◆ **TEKSTFRAGMENT**
-- -- --

Saldo op ontvangen bijdragen
In navolging van de aanbeveling uit het rapport doorlichting agentschap Rijkswaterstaat (2021) en toezegging aan de Tweede Kamer over het gebruik en de naamgeving van de balanspost Nog Uit Te Voeren Werkzaamheden (NUTW) zijn de afspraken over het gebruik van de NUTW post opnieuw geformaliseerd. Hierbij is besloten de NUTW te splitsen in een post gerelateerd de bekostiging van de maatregelen ten behoeve van het Basis KwaliteitsNiveau (BKN) voor Exploitatie en Onderhoud en een post voor overige werkzaamheden gefinancierd vanuit EPK-BLS, respectievelijk «Saldo op ontvangen bijdragen exploitatie en onderhoud» en Saldo op ontvangen bijdragen voor te verlenen diensten».
Saldo op ontvangen bijdragen voor exploitatie en onderhoud
Onder dit saldo vallen de ontvangsten en uitgaven die samenhangen met afspraken over het Basis Kwaliteitsniveau (BKN). De huidige prognose geeft het beeld dat RWS meer opdrachten in de markt kan zetten dan het aan opbrengsten ontvangt. Op basis daarvan is het de verwachting dat het saldo € 125,4 miljoen minder zal toenemen, ten opzichte van de begroting 2024.
Saldo op ontvangen bijdragen voor te verlenen diensten
Onder dit saldo vallen de ontvangsten en uitgaven in het kader van planstudies, Caribisch Nederland, werken voor en met partners, aanvullende opdrachten van het moederdepartement die niet tot BKN behoren en overige opdrachten. De huidige prognose geeft het beeld dat RWS meer opdrachten heeft gekregen dan werd verwacht bij het opstellen van de begroting 2024, terwijl de uitvoering van die opdrachten deels verder in de tijd ligt, waardoor de uitvoering in 2024 lager uitkomt. Als gevolg hiervan is het de verwachting dat het saldo € 65,4 miljoen minder zal afnemen ten opzichte van die begroting.

-- -- --

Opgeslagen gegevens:

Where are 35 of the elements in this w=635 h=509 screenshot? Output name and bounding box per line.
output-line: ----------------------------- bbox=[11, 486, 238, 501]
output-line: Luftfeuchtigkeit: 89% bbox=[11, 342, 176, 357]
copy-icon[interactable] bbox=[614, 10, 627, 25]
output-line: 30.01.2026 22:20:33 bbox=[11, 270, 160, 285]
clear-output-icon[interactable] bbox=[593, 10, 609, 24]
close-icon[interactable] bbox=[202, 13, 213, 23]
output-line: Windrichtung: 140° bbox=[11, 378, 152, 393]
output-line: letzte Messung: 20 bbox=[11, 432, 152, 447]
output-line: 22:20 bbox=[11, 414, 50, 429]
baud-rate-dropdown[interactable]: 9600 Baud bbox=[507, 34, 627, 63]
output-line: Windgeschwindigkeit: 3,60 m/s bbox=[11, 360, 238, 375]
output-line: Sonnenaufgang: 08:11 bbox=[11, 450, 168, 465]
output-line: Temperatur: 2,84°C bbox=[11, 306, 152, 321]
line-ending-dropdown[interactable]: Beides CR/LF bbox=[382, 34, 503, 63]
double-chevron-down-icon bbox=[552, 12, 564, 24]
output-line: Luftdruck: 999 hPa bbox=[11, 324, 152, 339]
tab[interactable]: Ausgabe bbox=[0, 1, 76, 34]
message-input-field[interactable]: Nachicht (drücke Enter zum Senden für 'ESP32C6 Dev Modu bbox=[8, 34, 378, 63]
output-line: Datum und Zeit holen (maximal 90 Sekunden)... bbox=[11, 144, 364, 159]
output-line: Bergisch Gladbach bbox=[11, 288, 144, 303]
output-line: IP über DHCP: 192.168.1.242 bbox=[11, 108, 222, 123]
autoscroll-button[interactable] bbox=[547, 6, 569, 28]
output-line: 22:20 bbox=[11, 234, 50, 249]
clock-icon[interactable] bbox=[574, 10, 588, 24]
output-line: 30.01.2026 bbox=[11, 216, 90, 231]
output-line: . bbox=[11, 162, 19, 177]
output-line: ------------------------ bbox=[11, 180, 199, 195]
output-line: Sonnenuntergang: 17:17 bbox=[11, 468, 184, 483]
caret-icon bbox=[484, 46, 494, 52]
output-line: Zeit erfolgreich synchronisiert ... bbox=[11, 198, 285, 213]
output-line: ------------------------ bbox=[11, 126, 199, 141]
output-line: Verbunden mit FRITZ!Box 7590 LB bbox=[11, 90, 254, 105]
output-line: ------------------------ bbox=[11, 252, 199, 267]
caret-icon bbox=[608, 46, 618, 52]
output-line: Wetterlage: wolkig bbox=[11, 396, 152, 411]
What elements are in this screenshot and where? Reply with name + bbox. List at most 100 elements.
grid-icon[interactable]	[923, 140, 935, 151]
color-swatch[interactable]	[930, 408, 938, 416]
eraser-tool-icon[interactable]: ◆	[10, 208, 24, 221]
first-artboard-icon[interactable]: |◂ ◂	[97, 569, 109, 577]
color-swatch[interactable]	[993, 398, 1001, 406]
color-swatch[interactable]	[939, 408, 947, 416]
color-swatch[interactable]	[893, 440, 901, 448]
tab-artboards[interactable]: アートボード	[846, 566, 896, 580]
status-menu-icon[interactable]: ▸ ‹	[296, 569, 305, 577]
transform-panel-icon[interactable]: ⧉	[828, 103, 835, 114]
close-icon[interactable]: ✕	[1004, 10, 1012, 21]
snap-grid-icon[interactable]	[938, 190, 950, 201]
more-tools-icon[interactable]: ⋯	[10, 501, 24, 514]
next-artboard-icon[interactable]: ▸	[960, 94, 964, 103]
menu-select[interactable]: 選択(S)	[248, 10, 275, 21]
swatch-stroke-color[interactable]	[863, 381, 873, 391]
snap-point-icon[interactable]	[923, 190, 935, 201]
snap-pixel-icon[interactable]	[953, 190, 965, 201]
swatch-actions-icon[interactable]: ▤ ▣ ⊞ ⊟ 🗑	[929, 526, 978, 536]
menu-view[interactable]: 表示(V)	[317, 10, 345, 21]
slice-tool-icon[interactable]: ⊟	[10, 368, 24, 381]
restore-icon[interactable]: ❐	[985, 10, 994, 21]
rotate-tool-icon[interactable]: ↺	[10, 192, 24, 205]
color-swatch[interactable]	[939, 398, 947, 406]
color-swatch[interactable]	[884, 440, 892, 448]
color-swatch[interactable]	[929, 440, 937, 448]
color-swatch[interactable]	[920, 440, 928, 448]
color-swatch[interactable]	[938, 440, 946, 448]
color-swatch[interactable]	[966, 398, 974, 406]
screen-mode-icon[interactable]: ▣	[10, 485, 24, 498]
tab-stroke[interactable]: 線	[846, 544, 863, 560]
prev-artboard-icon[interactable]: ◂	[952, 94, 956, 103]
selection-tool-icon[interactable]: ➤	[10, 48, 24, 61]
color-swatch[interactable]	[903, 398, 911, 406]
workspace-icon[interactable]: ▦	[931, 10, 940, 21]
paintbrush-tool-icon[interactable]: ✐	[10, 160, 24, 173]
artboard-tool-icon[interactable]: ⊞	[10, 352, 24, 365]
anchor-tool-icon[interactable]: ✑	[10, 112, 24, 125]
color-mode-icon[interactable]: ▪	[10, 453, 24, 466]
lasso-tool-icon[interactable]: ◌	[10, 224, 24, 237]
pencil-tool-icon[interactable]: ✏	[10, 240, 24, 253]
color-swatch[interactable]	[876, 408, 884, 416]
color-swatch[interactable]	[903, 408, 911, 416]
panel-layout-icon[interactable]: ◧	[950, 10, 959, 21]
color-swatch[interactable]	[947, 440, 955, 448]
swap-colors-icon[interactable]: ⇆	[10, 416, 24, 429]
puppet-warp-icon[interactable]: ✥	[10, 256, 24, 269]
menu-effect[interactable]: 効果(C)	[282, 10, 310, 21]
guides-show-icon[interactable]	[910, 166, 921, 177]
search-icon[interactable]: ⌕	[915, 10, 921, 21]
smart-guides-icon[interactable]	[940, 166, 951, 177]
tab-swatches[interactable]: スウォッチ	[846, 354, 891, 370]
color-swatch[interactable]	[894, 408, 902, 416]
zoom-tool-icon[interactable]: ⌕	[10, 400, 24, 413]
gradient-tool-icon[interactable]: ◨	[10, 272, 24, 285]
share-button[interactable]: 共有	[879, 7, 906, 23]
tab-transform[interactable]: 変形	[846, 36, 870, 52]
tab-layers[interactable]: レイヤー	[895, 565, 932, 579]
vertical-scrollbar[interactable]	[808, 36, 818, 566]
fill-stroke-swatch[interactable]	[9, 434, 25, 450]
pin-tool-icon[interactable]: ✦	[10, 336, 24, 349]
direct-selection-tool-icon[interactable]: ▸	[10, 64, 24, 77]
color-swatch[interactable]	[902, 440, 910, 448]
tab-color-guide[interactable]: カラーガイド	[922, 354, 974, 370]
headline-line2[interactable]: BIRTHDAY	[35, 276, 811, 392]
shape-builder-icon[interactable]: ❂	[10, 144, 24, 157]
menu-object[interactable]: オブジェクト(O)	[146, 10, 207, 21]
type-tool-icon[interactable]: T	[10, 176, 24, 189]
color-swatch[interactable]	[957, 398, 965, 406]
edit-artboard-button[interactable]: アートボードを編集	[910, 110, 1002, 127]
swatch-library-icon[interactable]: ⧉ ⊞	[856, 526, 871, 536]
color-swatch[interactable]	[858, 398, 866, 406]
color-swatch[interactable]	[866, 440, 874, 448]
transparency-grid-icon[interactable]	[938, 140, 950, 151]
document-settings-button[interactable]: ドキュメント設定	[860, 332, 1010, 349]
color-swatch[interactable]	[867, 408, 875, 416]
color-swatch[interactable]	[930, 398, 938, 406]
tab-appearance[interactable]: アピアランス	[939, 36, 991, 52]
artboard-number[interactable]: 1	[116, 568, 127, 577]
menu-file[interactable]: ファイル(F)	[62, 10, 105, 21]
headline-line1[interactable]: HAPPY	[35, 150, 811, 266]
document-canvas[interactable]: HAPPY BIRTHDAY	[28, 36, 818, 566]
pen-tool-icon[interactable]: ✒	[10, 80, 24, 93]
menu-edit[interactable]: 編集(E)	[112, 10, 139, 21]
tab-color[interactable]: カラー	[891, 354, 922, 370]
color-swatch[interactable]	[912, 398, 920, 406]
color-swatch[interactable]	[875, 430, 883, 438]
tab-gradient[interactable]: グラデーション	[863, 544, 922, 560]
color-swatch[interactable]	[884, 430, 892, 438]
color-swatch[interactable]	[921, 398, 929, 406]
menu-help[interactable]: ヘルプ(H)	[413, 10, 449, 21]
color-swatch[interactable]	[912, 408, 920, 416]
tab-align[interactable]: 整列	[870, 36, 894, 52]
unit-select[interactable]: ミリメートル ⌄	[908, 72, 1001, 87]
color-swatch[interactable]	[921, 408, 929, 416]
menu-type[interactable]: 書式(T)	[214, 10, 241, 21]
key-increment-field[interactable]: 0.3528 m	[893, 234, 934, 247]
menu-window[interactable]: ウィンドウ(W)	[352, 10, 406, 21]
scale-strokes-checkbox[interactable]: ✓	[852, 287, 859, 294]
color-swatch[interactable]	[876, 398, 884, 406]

-- -- --

◆ **OPGAVEN**
A – Vertaal deze zin uit het tekstfragment in het Engels: "De huidige prognose geeft het beeld dat RWS meer opdrachten in de markt kan zetten dan het aan opbrengsten ontvangt."
B – Kopieer het deel van het tekstfragment dat begint met "Saldo op ontvangen bijdragen voor exploitatie" en doorloopt tot en met "de begroting 2024.".

◆ **ANTWOORDEN PER OPGAVE**
A – The current forecast indicates that RWS can put more contracts out to the market than it receives in revenue.

B –
Saldo op ontvangen bijdragen voor exploitatie en onderhoud
Onder dit saldo vallen de ontvangsten en uitgaven die samenhangen met afspraken over het Basis Kwaliteitsniveau (BKN). De huidige prognose geeft het beeld dat RWS meer opdrachten in de markt kan zetten dan het aan opbrengsten ontvangt. Op basis daarvan is het de verwachting dat het saldo € 125,4 miljoen minder zal toenemen, ten opzichte van de begroting 2024.